◆ AIM OF THE TASK ◆
Search the data below for the word "xlabel" and copy each line that holds it.

◆ EXTRACTED INFORMATION ◆
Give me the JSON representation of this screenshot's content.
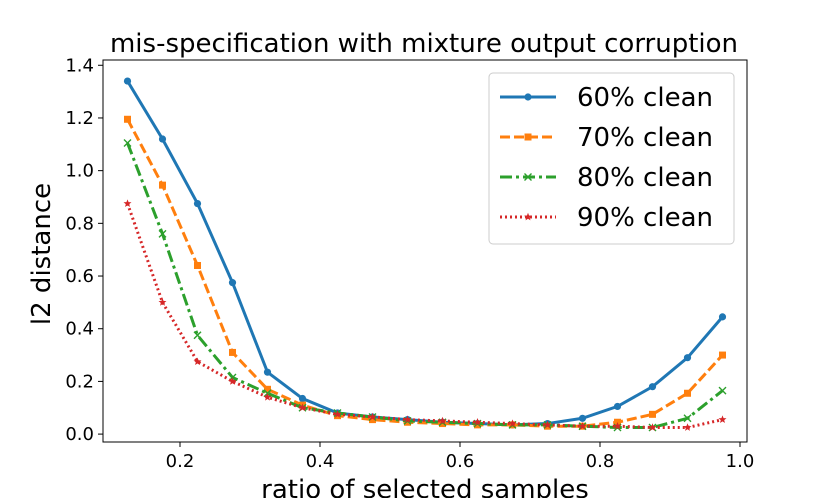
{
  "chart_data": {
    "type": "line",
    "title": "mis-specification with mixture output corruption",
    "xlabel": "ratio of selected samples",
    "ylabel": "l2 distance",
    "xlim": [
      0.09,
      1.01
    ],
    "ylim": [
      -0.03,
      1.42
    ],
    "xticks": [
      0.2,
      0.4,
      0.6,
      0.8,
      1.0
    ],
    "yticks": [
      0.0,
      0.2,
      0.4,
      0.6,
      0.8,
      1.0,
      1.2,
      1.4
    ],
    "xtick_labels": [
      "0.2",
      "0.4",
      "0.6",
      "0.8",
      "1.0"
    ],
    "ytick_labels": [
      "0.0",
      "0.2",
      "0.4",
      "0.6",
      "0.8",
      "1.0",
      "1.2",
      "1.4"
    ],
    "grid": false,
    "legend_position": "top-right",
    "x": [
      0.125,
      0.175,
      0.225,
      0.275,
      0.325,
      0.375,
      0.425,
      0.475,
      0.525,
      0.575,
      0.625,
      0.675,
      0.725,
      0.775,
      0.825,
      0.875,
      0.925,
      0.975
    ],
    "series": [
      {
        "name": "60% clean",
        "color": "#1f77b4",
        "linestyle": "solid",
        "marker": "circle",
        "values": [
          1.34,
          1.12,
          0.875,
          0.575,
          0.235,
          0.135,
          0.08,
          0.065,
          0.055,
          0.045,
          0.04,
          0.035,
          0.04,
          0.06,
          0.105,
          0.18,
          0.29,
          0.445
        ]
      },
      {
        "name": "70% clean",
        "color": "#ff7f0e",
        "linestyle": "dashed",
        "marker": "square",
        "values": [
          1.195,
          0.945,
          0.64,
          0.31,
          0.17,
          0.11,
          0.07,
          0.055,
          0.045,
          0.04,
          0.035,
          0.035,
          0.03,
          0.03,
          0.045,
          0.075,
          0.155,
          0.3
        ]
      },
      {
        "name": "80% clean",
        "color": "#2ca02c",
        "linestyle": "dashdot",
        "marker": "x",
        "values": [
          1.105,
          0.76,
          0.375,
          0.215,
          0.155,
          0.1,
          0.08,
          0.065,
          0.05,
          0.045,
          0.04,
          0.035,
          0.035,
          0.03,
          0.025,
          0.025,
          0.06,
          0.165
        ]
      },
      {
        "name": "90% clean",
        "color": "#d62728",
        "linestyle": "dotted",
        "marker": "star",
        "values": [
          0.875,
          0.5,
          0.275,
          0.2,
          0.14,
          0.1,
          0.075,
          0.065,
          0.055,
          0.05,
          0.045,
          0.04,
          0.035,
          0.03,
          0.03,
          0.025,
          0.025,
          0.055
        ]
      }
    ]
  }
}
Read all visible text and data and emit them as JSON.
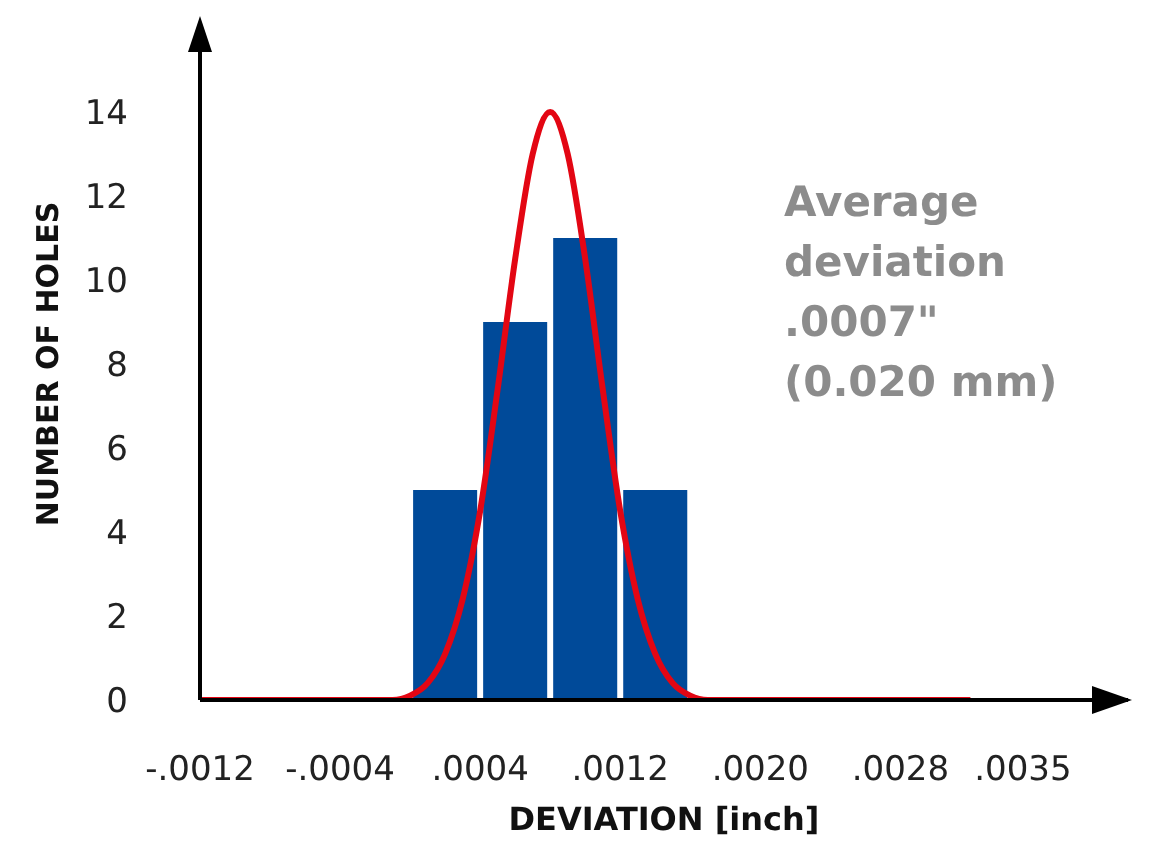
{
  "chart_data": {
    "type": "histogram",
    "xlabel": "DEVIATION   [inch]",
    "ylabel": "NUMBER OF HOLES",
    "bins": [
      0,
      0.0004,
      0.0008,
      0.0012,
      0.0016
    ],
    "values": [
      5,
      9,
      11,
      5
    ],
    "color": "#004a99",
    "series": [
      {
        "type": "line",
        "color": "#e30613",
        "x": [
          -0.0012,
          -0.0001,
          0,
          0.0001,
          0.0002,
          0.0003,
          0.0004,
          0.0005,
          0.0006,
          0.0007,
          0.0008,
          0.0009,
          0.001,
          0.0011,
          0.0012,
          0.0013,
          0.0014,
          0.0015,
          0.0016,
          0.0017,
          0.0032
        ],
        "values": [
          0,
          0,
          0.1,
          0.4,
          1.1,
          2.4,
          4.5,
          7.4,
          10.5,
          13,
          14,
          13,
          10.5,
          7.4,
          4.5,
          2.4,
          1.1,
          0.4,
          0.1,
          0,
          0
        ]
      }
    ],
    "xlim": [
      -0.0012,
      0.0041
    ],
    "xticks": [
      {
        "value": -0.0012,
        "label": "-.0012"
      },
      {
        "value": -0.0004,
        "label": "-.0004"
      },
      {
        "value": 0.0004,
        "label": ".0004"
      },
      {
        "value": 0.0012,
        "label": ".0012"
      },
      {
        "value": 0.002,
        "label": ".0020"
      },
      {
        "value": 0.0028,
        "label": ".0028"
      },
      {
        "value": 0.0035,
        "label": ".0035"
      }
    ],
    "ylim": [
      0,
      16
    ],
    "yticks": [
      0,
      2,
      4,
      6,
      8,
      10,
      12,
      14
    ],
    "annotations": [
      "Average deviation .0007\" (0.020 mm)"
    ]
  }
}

◆ FULL ANSWER ◆
    "xlabel": "ratio of selected samples",
    "xlabel": "DEVIATION   [inch]",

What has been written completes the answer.